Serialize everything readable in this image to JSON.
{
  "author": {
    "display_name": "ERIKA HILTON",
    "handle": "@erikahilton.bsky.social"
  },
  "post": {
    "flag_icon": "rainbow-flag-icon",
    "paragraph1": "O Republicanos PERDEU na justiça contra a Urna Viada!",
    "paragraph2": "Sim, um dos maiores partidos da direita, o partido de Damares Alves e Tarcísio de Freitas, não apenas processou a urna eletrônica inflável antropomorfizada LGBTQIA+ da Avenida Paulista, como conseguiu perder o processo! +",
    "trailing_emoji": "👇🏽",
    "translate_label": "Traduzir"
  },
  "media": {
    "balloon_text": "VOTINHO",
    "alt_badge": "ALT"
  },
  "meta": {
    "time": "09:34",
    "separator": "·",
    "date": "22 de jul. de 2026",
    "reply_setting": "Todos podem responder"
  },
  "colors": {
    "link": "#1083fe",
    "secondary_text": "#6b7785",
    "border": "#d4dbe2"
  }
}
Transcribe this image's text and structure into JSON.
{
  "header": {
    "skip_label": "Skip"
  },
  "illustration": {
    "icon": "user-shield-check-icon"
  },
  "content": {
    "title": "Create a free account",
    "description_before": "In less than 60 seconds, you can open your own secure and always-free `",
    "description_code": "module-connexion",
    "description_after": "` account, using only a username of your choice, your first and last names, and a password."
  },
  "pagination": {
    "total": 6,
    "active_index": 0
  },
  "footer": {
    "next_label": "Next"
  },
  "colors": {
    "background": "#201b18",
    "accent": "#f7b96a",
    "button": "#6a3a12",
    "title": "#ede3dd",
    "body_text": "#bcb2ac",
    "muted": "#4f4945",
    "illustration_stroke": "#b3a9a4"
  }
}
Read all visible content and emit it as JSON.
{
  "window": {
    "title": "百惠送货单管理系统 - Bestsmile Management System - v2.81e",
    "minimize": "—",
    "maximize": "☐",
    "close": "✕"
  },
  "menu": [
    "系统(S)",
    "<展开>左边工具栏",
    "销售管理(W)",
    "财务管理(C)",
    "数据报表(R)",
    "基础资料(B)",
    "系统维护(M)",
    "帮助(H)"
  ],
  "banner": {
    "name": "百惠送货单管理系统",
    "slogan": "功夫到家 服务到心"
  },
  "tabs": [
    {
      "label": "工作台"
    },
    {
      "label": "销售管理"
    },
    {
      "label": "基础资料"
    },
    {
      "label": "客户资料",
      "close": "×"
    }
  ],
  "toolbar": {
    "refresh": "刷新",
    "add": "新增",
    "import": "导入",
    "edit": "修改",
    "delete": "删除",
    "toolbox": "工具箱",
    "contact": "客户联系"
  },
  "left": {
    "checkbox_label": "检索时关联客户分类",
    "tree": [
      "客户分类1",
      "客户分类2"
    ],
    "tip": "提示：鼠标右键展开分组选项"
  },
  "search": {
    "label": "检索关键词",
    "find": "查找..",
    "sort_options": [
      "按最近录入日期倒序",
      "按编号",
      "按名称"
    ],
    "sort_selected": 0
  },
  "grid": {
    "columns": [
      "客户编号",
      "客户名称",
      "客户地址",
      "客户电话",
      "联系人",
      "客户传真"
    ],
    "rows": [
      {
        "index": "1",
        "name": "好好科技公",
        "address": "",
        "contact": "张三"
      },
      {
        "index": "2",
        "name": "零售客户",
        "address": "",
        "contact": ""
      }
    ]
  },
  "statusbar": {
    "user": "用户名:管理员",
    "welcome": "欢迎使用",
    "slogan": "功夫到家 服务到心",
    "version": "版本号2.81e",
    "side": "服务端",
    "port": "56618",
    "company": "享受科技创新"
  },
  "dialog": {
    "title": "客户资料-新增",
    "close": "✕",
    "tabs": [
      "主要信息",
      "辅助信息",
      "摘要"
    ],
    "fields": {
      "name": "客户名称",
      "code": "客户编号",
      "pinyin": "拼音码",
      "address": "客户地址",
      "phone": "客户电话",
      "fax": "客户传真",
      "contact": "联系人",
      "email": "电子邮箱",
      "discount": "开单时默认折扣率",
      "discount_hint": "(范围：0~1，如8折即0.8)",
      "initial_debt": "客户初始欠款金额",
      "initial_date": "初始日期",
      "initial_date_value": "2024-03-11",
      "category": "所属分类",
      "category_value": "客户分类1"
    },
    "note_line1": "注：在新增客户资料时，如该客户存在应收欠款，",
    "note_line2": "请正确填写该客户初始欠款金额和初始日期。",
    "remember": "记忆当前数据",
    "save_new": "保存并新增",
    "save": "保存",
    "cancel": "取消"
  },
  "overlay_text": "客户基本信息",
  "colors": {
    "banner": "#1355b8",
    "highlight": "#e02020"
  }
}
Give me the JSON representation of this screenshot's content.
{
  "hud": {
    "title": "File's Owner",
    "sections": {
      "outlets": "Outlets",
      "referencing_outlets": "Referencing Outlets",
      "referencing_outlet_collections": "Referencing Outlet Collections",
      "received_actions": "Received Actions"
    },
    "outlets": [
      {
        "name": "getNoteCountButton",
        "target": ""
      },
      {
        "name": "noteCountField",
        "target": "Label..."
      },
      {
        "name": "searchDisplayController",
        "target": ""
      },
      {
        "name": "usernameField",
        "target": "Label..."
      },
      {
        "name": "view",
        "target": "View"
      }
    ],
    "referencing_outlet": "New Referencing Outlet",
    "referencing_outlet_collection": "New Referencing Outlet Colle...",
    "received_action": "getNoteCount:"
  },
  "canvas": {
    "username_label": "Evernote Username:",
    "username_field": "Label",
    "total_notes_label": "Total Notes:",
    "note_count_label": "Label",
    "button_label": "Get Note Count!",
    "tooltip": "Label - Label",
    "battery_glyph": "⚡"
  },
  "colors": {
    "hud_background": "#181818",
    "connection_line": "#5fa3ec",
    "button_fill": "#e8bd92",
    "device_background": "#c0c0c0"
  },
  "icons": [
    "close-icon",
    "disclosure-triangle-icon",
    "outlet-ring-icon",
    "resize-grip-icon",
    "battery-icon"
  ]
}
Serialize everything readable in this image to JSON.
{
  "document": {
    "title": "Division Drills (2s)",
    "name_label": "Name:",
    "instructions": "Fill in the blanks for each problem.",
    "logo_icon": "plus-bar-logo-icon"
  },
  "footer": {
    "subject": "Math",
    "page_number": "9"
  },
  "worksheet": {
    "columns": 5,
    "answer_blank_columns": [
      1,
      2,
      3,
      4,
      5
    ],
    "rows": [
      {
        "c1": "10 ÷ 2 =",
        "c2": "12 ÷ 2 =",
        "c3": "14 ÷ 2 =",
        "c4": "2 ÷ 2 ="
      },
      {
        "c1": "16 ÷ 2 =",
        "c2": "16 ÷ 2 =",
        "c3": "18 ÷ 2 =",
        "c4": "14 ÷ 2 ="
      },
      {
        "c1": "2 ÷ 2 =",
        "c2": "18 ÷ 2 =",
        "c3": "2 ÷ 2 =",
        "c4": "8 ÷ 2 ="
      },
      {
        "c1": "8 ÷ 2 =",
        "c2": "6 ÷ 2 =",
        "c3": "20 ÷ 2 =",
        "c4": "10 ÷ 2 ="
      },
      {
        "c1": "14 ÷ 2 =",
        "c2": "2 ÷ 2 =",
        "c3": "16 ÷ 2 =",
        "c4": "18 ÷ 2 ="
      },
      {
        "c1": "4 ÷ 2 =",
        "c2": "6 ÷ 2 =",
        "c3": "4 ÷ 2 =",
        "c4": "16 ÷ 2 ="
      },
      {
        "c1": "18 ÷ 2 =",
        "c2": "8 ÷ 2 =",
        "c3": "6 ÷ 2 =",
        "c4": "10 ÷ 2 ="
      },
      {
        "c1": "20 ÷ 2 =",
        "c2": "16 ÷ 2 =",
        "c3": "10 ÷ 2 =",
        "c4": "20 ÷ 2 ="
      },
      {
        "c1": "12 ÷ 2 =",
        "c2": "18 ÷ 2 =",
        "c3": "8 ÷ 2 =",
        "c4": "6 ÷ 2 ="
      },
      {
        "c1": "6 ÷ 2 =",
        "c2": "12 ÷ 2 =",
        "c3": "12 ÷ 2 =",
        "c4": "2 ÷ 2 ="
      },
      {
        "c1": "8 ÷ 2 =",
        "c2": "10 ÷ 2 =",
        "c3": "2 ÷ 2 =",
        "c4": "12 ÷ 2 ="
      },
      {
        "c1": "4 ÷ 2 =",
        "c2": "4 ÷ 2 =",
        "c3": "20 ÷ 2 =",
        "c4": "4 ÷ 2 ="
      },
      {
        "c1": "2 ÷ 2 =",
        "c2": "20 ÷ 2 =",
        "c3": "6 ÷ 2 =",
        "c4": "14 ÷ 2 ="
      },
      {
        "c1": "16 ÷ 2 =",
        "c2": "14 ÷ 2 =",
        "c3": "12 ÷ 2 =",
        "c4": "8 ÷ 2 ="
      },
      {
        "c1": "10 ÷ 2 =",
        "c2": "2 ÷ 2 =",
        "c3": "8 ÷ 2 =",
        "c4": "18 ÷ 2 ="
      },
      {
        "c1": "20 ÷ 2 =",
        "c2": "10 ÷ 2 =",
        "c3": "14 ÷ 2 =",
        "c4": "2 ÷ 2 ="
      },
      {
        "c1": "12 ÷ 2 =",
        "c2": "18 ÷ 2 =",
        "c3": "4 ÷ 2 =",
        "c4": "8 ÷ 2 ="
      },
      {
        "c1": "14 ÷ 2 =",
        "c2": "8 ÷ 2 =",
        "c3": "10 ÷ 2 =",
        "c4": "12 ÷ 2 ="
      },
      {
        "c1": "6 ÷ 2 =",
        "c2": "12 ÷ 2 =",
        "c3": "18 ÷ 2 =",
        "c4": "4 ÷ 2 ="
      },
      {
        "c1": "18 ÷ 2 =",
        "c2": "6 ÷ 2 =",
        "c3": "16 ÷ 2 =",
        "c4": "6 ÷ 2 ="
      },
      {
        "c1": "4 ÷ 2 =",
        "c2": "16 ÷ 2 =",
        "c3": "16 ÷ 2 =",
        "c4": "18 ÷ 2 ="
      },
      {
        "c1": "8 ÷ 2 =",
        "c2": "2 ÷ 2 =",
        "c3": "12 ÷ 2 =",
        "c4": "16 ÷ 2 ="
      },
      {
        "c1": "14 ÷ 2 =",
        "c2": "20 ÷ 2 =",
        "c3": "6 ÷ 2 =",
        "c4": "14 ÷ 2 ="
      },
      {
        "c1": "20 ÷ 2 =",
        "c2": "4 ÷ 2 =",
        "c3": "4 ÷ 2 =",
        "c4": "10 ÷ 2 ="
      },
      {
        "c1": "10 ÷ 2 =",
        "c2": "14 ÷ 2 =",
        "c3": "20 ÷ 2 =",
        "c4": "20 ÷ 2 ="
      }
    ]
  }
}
_ _ _ _ _ _ _
**Goal**:
Which lines in the records above contain the string "JSON"? Copy each one.

**The result**:
Serialize everything readable in this image to JSON.
Transcribe this image's text and structure into JSON.
Read all visible content and emit it as JSON.
Give me the JSON representation of this screenshot's content.
Serialize everything readable in this image to JSON.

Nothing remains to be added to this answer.